Written instruction →
Reproduce the whole listing, character for character.

Records shown →
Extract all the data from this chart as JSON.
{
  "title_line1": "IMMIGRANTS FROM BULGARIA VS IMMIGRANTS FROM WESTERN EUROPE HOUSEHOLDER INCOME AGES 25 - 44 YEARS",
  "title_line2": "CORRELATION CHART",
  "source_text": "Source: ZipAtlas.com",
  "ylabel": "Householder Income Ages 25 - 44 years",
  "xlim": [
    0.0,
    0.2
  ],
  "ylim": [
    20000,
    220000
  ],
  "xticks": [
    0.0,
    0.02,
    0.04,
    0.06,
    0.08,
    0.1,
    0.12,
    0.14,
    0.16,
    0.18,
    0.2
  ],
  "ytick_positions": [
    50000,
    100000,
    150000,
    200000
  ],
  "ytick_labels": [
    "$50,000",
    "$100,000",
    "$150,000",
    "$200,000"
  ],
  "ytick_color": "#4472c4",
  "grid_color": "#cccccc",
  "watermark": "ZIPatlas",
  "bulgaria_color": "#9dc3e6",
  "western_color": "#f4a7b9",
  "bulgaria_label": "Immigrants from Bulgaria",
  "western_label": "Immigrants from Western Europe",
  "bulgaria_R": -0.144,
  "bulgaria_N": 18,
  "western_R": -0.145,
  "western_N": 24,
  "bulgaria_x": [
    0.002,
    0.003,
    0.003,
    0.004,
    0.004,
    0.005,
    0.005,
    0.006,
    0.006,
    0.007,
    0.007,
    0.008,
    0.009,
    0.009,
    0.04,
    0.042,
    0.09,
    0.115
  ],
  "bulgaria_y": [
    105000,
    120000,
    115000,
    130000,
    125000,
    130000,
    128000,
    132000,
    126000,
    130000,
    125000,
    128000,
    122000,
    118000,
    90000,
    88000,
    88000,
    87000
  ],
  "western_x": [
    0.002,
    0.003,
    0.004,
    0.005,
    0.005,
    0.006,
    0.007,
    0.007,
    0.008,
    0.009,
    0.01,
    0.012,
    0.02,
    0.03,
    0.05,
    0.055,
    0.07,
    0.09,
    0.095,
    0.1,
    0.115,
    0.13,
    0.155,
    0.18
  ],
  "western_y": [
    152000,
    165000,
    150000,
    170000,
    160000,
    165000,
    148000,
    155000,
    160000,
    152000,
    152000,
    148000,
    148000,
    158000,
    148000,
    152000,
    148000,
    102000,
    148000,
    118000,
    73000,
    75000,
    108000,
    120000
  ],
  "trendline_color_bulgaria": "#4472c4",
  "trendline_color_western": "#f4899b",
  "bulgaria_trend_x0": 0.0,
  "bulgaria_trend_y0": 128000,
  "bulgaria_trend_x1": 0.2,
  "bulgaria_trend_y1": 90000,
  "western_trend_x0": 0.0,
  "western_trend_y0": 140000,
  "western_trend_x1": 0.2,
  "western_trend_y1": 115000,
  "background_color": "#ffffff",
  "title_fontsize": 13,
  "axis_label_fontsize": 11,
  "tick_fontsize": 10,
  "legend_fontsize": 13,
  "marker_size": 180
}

Output →
Extract all the data from this chart as JSON.
{
  "title_line1": "IMMIGRANTS FROM BULGARIA VS IMMIGRANTS FROM WESTERN EUROPE HOUSEHOLDER INCOME AGES 25 - 44 YEARS",
  "title_line2": "CORRELATION CHART",
  "source_text": "Source: ZipAtlas.com",
  "ylabel": "Householder Income Ages 25 - 44 years",
  "xlim": [
    0.0,
    0.2
  ],
  "ylim": [
    20000,
    220000
  ],
  "xticks": [
    0.0,
    0.02,
    0.04,
    0.06,
    0.08,
    0.1,
    0.12,
    0.14,
    0.16,
    0.18,
    0.2
  ],
  "ytick_positions": [
    50000,
    100000,
    150000,
    200000
  ],
  "ytick_labels": [
    "$50,000",
    "$100,000",
    "$150,000",
    "$200,000"
  ],
  "ytick_color": "#4472c4",
  "grid_color": "#cccccc",
  "watermark": "ZIPatlas",
  "bulgaria_color": "#9dc3e6",
  "western_color": "#f4a7b9",
  "bulgaria_label": "Immigrants from Bulgaria",
  "western_label": "Immigrants from Western Europe",
  "bulgaria_R": -0.144,
  "bulgaria_N": 18,
  "western_R": -0.145,
  "western_N": 24,
  "bulgaria_x": [
    0.002,
    0.003,
    0.003,
    0.004,
    0.004,
    0.005,
    0.005,
    0.006,
    0.006,
    0.007,
    0.007,
    0.008,
    0.009,
    0.009,
    0.04,
    0.042,
    0.09,
    0.115
  ],
  "bulgaria_y": [
    105000,
    120000,
    115000,
    130000,
    125000,
    130000,
    128000,
    132000,
    126000,
    130000,
    125000,
    128000,
    122000,
    118000,
    90000,
    88000,
    88000,
    87000
  ],
  "western_x": [
    0.002,
    0.003,
    0.004,
    0.005,
    0.005,
    0.006,
    0.007,
    0.007,
    0.008,
    0.009,
    0.01,
    0.012,
    0.02,
    0.03,
    0.05,
    0.055,
    0.07,
    0.09,
    0.095,
    0.1,
    0.115,
    0.13,
    0.155,
    0.18
  ],
  "western_y": [
    152000,
    165000,
    150000,
    170000,
    160000,
    165000,
    148000,
    155000,
    160000,
    152000,
    152000,
    148000,
    148000,
    158000,
    148000,
    152000,
    148000,
    102000,
    148000,
    118000,
    73000,
    75000,
    108000,
    120000
  ],
  "trendline_color_bulgaria": "#4472c4",
  "trendline_color_western": "#f4899b",
  "bulgaria_trend_x0": 0.0,
  "bulgaria_trend_y0": 128000,
  "bulgaria_trend_x1": 0.2,
  "bulgaria_trend_y1": 90000,
  "western_trend_x0": 0.0,
  "western_trend_y0": 140000,
  "western_trend_x1": 0.2,
  "western_trend_y1": 115000,
  "background_color": "#ffffff",
  "title_fontsize": 13,
  "axis_label_fontsize": 11,
  "tick_fontsize": 10,
  "legend_fontsize": 13,
  "marker_size": 180
}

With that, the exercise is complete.